==== Supplied records

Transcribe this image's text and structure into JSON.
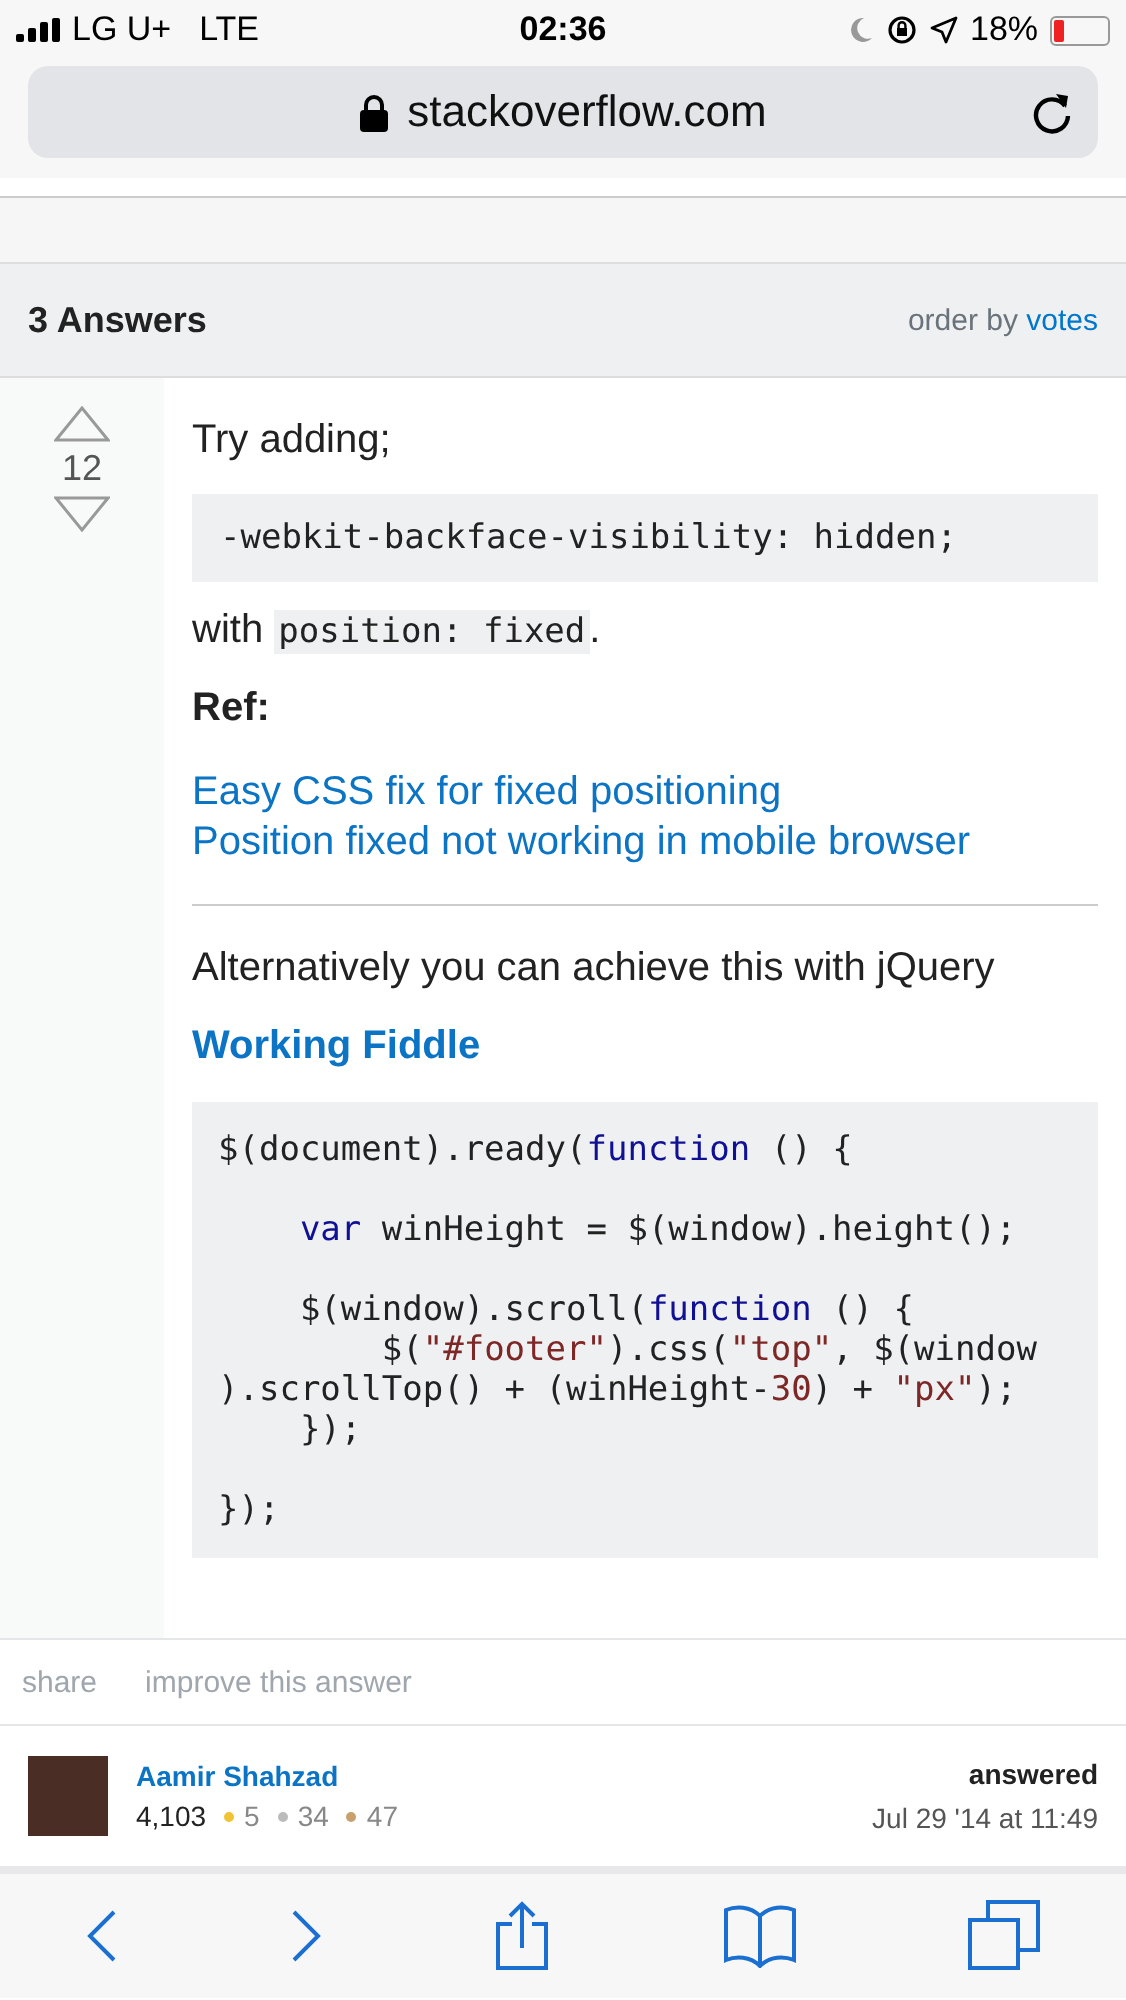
{
  "status_bar": {
    "carrier": "LG U+",
    "network": "LTE",
    "time": "02:36",
    "battery": "18%"
  },
  "address_bar": {
    "url": "stackoverflow.com"
  },
  "answers_header": {
    "title": "3 Answers",
    "order_label": "order by",
    "order_link": "votes"
  },
  "answer": {
    "votes": "12",
    "intro": "Try adding;",
    "code_1": "-webkit-backface-visibility: hidden;",
    "with_text": "with ",
    "inline_code": "position: fixed",
    "with_end": ".",
    "ref_label": "Ref:",
    "ref_links": [
      "Easy CSS fix for fixed positioning",
      "Position fixed not working in mobile browser"
    ],
    "alternative": "Alternatively you can achieve this with jQuery",
    "fiddle_link": "Working Fiddle",
    "code_2": [
      [
        [
          {
            "kind": "plain",
            "text": "$(document).ready("
          },
          {
            "kind": "keyword",
            "text": "function"
          },
          {
            "kind": "plain",
            "text": " () {"
          }
        ]
      ],
      [
        [
          {
            "kind": "keyword",
            "text": "    var"
          },
          {
            "kind": "plain",
            "text": " winHeight = $(window).height();"
          }
        ]
      ],
      [
        [
          {
            "kind": "plain",
            "text": "    $(window).scroll("
          },
          {
            "kind": "keyword",
            "text": "function"
          },
          {
            "kind": "plain",
            "text": " () {"
          }
        ],
        [
          {
            "kind": "plain",
            "text": "        $("
          },
          {
            "kind": "string",
            "text": "\"#footer\""
          },
          {
            "kind": "plain",
            "text": ").css("
          },
          {
            "kind": "string",
            "text": "\"top\""
          },
          {
            "kind": "plain",
            "text": ", $(window"
          }
        ],
        [
          {
            "kind": "plain",
            "text": ").scrollTop() + (winHeight-"
          },
          {
            "kind": "number",
            "text": "30"
          },
          {
            "kind": "plain",
            "text": ") + "
          },
          {
            "kind": "string",
            "text": "\"px\""
          },
          {
            "kind": "plain",
            "text": ");"
          }
        ],
        [
          {
            "kind": "plain",
            "text": "    });"
          }
        ]
      ],
      [
        [
          {
            "kind": "plain",
            "text": "});"
          }
        ]
      ]
    ],
    "actions": [
      "share",
      "improve this answer"
    ],
    "user": {
      "name": "Aamir Shahzad",
      "reputation": "4,103",
      "badges": [
        {
          "count": "5",
          "color": "#f1c232"
        },
        {
          "count": "34",
          "color": "#bbbbbb"
        },
        {
          "count": "47",
          "color": "#c8a06e"
        }
      ]
    },
    "answered_label": "answered",
    "answered_date": "Jul 29 '14 at 11:49"
  }
}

========

Instructions to follow: Write out the whole listing again, exactly, with no pictures.

Solution to this task:
Transcribe this image's text and structure into JSON.
{
  "status_bar": {
    "carrier": "LG U+",
    "network": "LTE",
    "time": "02:36",
    "battery": "18%"
  },
  "address_bar": {
    "url": "stackoverflow.com"
  },
  "answers_header": {
    "title": "3 Answers",
    "order_label": "order by",
    "order_link": "votes"
  },
  "answer": {
    "votes": "12",
    "intro": "Try adding;",
    "code_1": "-webkit-backface-visibility: hidden;",
    "with_text": "with ",
    "inline_code": "position: fixed",
    "with_end": ".",
    "ref_label": "Ref:",
    "ref_links": [
      "Easy CSS fix for fixed positioning",
      "Position fixed not working in mobile browser"
    ],
    "alternative": "Alternatively you can achieve this with jQuery",
    "fiddle_link": "Working Fiddle",
    "code_2": [
      [
        [
          {
            "kind": "plain",
            "text": "$(document).ready("
          },
          {
            "kind": "keyword",
            "text": "function"
          },
          {
            "kind": "plain",
            "text": " () {"
          }
        ]
      ],
      [
        [
          {
            "kind": "keyword",
            "text": "    var"
          },
          {
            "kind": "plain",
            "text": " winHeight = $(window).height();"
          }
        ]
      ],
      [
        [
          {
            "kind": "plain",
            "text": "    $(window).scroll("
          },
          {
            "kind": "keyword",
            "text": "function"
          },
          {
            "kind": "plain",
            "text": " () {"
          }
        ],
        [
          {
            "kind": "plain",
            "text": "        $("
          },
          {
            "kind": "string",
            "text": "\"#footer\""
          },
          {
            "kind": "plain",
            "text": ").css("
          },
          {
            "kind": "string",
            "text": "\"top\""
          },
          {
            "kind": "plain",
            "text": ", $(window"
          }
        ],
        [
          {
            "kind": "plain",
            "text": ").scrollTop() + (winHeight-"
          },
          {
            "kind": "number",
            "text": "30"
          },
          {
            "kind": "plain",
            "text": ") + "
          },
          {
            "kind": "string",
            "text": "\"px\""
          },
          {
            "kind": "plain",
            "text": ");"
          }
        ],
        [
          {
            "kind": "plain",
            "text": "    });"
          }
        ]
      ],
      [
        [
          {
            "kind": "plain",
            "text": "});"
          }
        ]
      ]
    ],
    "actions": [
      "share",
      "improve this answer"
    ],
    "user": {
      "name": "Aamir Shahzad",
      "reputation": "4,103",
      "badges": [
        {
          "count": "5",
          "color": "#f1c232"
        },
        {
          "count": "34",
          "color": "#bbbbbb"
        },
        {
          "count": "47",
          "color": "#c8a06e"
        }
      ]
    },
    "answered_label": "answered",
    "answered_date": "Jul 29 '14 at 11:49"
  }
}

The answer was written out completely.